Report all lines holding "bilgi".

## start Dataset excerpts

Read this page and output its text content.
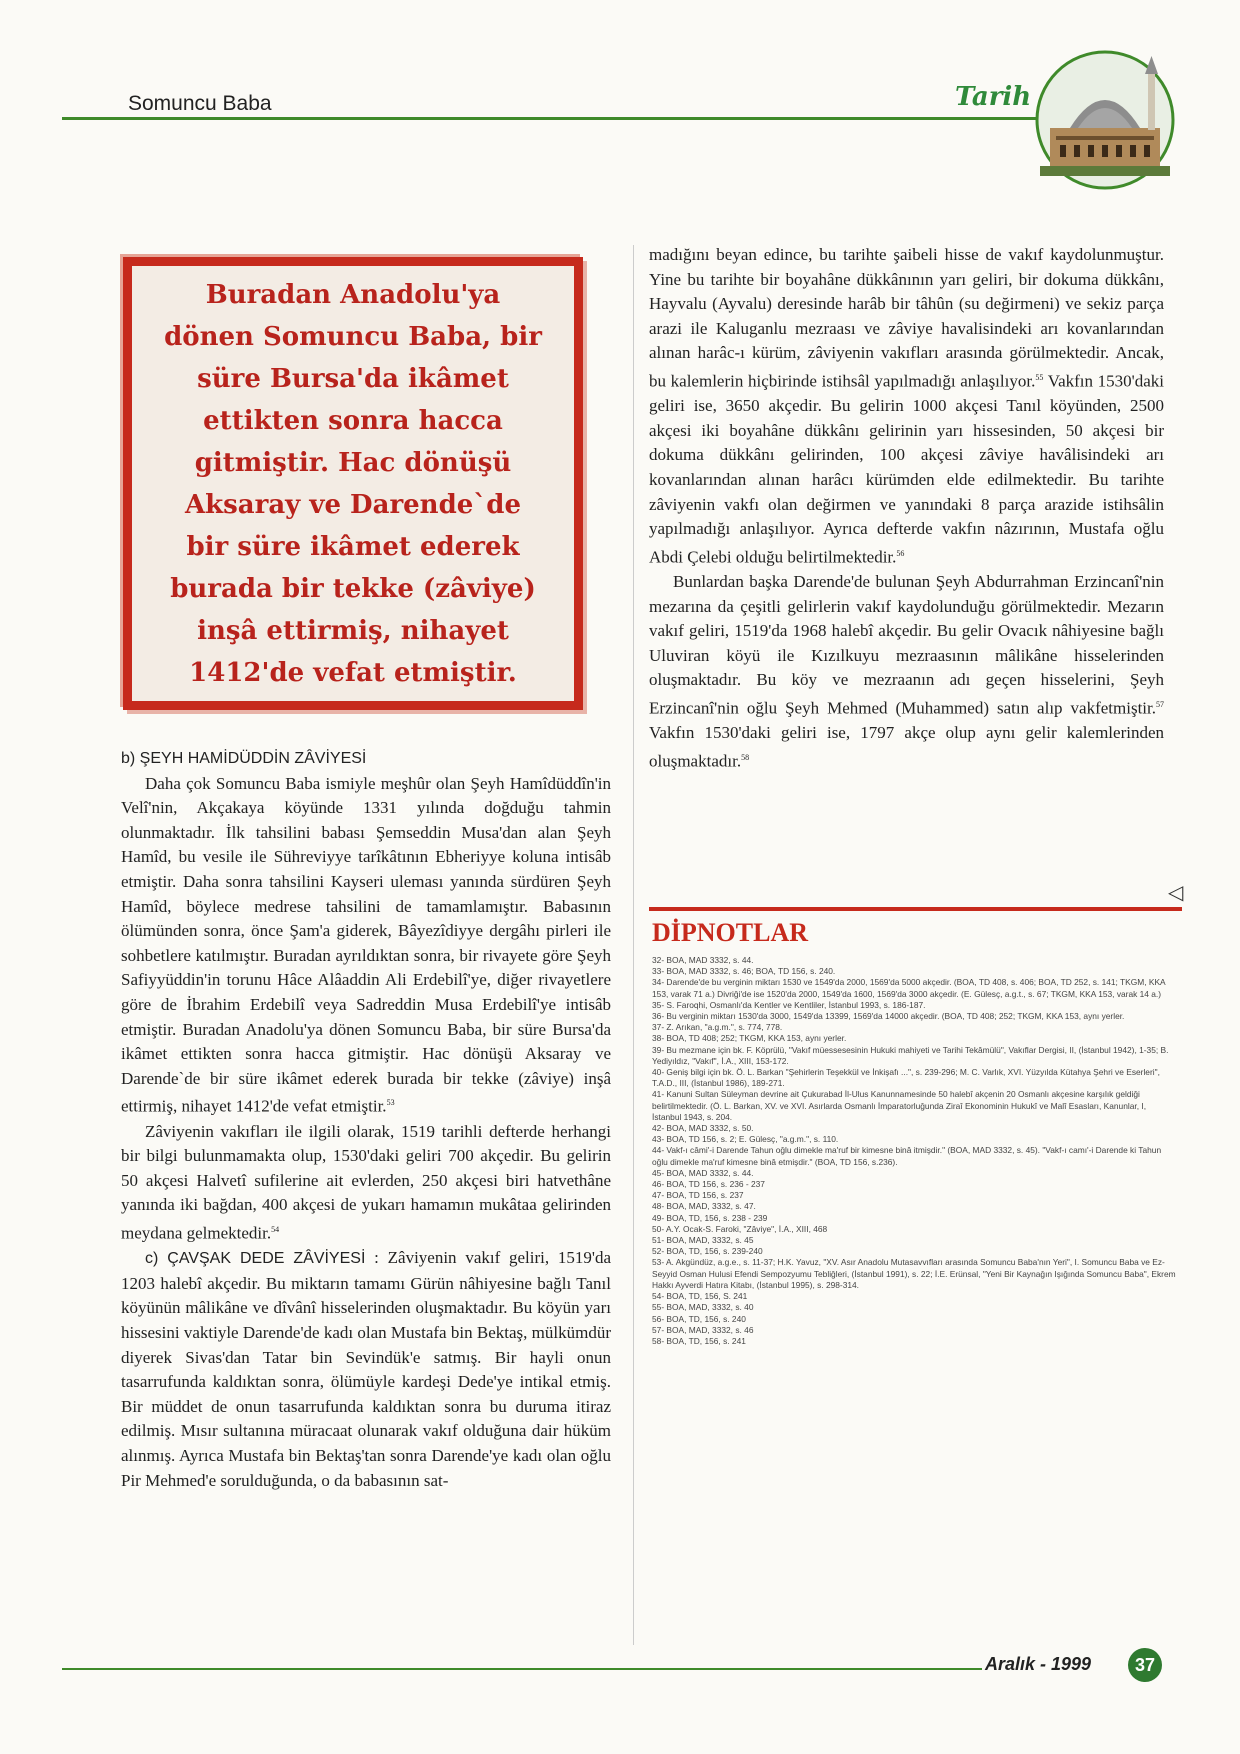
Somuncu Baba	Tarih
Buradan Anadolu'ya dönen Somuncu Baba, bir süre Bursa'da ikâmet ettikten sonra hacca gitmiştir. Hac dönüşü Aksaray ve Darende`de bir süre ikâmet ederek burada bir tekke (zâviye) inşâ ettirmiş, nihayet 1412'de vefat etmiştir.

b) ŞEYH HAMİDÜDDİN ZÂVİYESİ

Daha çok Somuncu Baba ismiyle meşhûr olan Şeyh Hamîdüddîn'in Velî'nin, Akçakaya köyünde 1331 yılında doğduğu tahmin olunmaktadır. İlk tahsilini babası Şemseddin Musa'dan alan Şeyh Hamîd, bu vesile ile Sühreviyye tarîkâtının Ebheriyye koluna intisâb etmiştir. Daha sonra tahsilini Kayseri uleması yanında sürdüren Şeyh Hamîd, böylece medrese tahsilini de tamamlamıştır. Babasının ölümünden sonra, önce Şam'a giderek, Bâyezîdiyye dergâhı pirleri ile sohbetlere katılmıştır. Buradan ayrıldıktan sonra, bir rivayete göre Şeyh Safiyyüddin'in torunu Hâce Alâaddin Ali Erdebilî'ye, diğer rivayetlere göre de İbrahim Erdebilî veya Sadreddin Musa Erdebilî'ye intisâb etmiştir. Buradan Anadolu'ya dönen Somuncu Baba, bir süre Bursa'da ikâmet ettikten sonra hacca gitmiştir. Hac dönüşü Aksaray ve Darende`de bir süre ikâmet ederek burada bir tekke (zâviye) inşâ ettirmiş, nihayet 1412'de vefat etmiştir.$^{53}$

Zâviyenin vakıfları ile ilgili olarak, 1519 tarihli defterde herhangi bir bilgi bulunmamakta olup, 1530'daki geliri 700 akçedir. Bu gelirin 50 akçesi Halvetî sufilerine ait evlerden, 250 akçesi biri hatvethâne yanında iki bağdan, 400 akçesi de yukarı hamamın mukâtaa gelirinden meydana gelmektedir.$^{54}$

c) ÇAVŞAK DEDE ZÂVİYESİ : Zâviyenin vakıf geliri, 1519'da 1203 halebî akçedir. Bu miktarın tamamı Gürün nâhiyesine bağlı Tanıl köyünün mâlikâne ve dîvânî hisselerinden oluşmaktadır. Bu köyün yarı hissesini vaktiyle Darende'de kadı olan Mustafa bin Bektaş, mülkümdür diyerek Sivas'dan Tatar bin Sevindük'e satmış. Bir hayli onun tasarrufunda kaldıktan sonra, ölümüyle kardeşi Dede'ye intikal etmiş. Bir müddet de onun tasarrufunda kaldıktan sonra bu duruma itiraz edilmiş. Mısır sultanına müracaat olunarak vakıf olduğuna dair hüküm alınmış. Ayrıca Mustafa bin Bektaş'tan sonra Darende'ye kadı olan oğlu Pir Mehmed'e sorulduğunda, o da babasının sat-

madığını beyan edince, bu tarihte şaibeli hisse de vakıf kaydolunmuştur. Yine bu tarihte bir boyahâne dükkânının yarı geliri, bir dokuma dükkânı, Hayvalu (Ayvalu) deresinde harâb bir tâhûn (su değirmeni) ve sekiz parça arazi ile Kaluganlu mezraası ve zâviye havalisindeki arı kovanlarından alınan harâc-ı kürüm, zâviyenin vakıfları arasında görülmektedir. Ancak, bu kalemlerin hiçbirinde istihsâl yapılmadığı anlaşılıyor.$^{55}$ Vakfın 1530'daki geliri ise, 3650 akçedir. Bu gelirin 1000 akçesi Tanıl köyünden, 2500 akçesi iki boyahâne dükkânı gelirinin yarı hissesinden, 50 akçesi bir dokuma dükkânı gelirinden, 100 akçesi zâviye havâlisindeki arı kovanlarından alınan harâcı kürümden elde edilmektedir. Bu tarihte zâviyenin vakfı olan değirmen ve yanındaki 8 parça arazide istihsâlin yapılmadığı anlaşılıyor. Ayrıca defterde vakfın nâzırının, Mustafa oğlu Abdi Çelebi olduğu belirtilmektedir.$^{56}$

Bunlardan başka Darende'de bulunan Şeyh Abdurrahman Erzincanî'nin mezarına da çeşitli gelirlerin vakıf kaydolunduğu görülmektedir. Mezarın vakıf geliri, 1519'da 1968 halebî akçedir. Bu gelir Ovacık nâhiyesine bağlı Uluviran köyü ile Kızılkuyu mezraasının mâlikâne hisselerinden oluşmaktadır. Bu köy ve mezraanın adı geçen hisselerini, Şeyh Erzincanî'nin oğlu Şeyh Mehmed (Muhammed) satın alıp vakfetmiştir.$^{57}$ Vakfın 1530'daki geliri ise, 1797 akçe olup aynı gelir kalemlerinden oluşmaktadır.$^{58}$

◁
DİPNOTLAR
32- BOA, MAD 3332, s. 44.
33- BOA, MAD 3332, s. 46; BOA, TD 156, s. 240.
34- Darende'de bu verginin miktarı 1530 ve 1549'da 2000, 1569'da 5000 akçedir. (BOA, TD 408, s. 406; BOA, TD 252, s. 141; TKGM, KKA 153, varak 71 a.) Divriği'de ise 1520'da 2000, 1549'da 1600, 1569'da 3000 akçedir. (E. Gülesç, a.g.t., s. 67; TKGM, KKA 153, varak 14 a.)
35- S. Faroqhi, Osmanlı'da Kentler ve Kentliler, İstanbul 1993, s. 186-187.
36- Bu verginin miktarı 1530'da 3000, 1549'da 13399, 1569'da 14000 akçedir. (BOA, TD 408; 252; TKGM, KKA 153, aynı yerler.
37- Z. Arıkan, "a.g.m.", s. 774, 778.
38- BOA, TD 408; 252; TKGM, KKA 153, aynı yerler.
39- Bu mezmane için bk. F. Köprülü, "Vakıf müessesesinin Hukuki mahiyeti ve Tarihi Tekâmülü", Vakıflar Dergisi, II, (İstanbul 1942), 1-35; B. Yediyıldız, "Vakıf", İ.A., XIII, 153-172.
40- Geniş bilgi için bk. Ö. L. Barkan "Şehirlerin Teşekkül ve İnkişafı ...", s. 239-296; M. C. Varlık, XVI. Yüzyılda Kütahya Şehri ve Eserleri", T.A.D., III, (İstanbul 1986), 189-271.
41- Kanuni Sultan Süleyman devrine ait Çukurabad İl-Ulus Kanunnamesinde 50 halebî akçenin 20 Osmanlı akçesine karşılık geldiği belirtilmektedir. (Ö. L. Barkan, XV. ve XVI. Asırlarda Osmanlı İmparatorluğunda Ziraî Ekonominin Hukukî ve Malî Esasları, Kanunlar, I, İstanbul 1943, s. 204.
42- BOA, MAD 3332, s. 50.
43- BOA, TD 156, s. 2; E. Gülesç, "a.g.m.", s. 110.
44- Vakf-ı câmi'-i Darende Tahun oğlu dimekle ma'ruf bir kimesne binâ itmişdir." (BOA, MAD 3332, s. 45). "Vakf-ı camı'-i Darende ki Tahun oğlu dimekle ma'ruf kimesne binâ etmişdir." (BOA, TD 156, s.236).
45- BOA, MAD 3332, s. 44.
46- BOA, TD 156, s. 236 - 237
47- BOA, TD 156, s. 237
48- BOA, MAD, 3332, s. 47.
49- BOA, TD, 156, s. 238 - 239
50- A.Y. Ocak-S. Faroki, "Zâviye", İ.A., XIII, 468
51- BOA, MAD, 3332, s. 45
52- BOA, TD, 156, s. 239-240
53- A. Akgündüz, a.g.e., s. 11-37; H.K. Yavuz, "XV. Asır Anadolu Mutasavvıfları arasında Somuncu Baba'nın Yeri", I. Somuncu Baba ve Ez-Seyyid Osman Hulusi Efendi Sempozyumu Tebliğleri, (İstanbul 1991), s. 22; İ.E. Erünsal, "Yeni Bir Kaynağın Işığında Somuncu Baba", Ekrem Hakkı Ayverdi Hatıra Kitabı, (İstanbul 1995), s. 298-314.
54- BOA, TD, 156, S. 241
55- BOA, MAD, 3332, s. 40
56- BOA, TD, 156, s. 240
57- BOA, MAD, 3332, s. 46
58- BOA, TD, 156, s. 241
Aralık - 1999	37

## end Dataset excerpts

Problem solution:
Zâviyenin vakıfları ile ilgili olarak, 1519 tarihli defterde herhangi bir bilgi bulunmamakta olup, 1530'daki geliri 700 akçedir. Bu gelirin 50 akçesi Halvetî sufilerine ait evlerden, 250 akçesi biri hatvethâne yanında iki bağdan, 400 akçesi de yukarı hamamın mukâtaa gelirinden meydana gelmektedir.$^{54}$
40- Geniş bilgi için bk. Ö. L. Barkan "Şehirlerin Teşekkül ve İnkişafı ...", s. 239-296; M. C. Varlık, XVI. Yüzyılda Kütahya Şehri ve Eserleri", T.A.D., III, (İstanbul 1986), 189-271.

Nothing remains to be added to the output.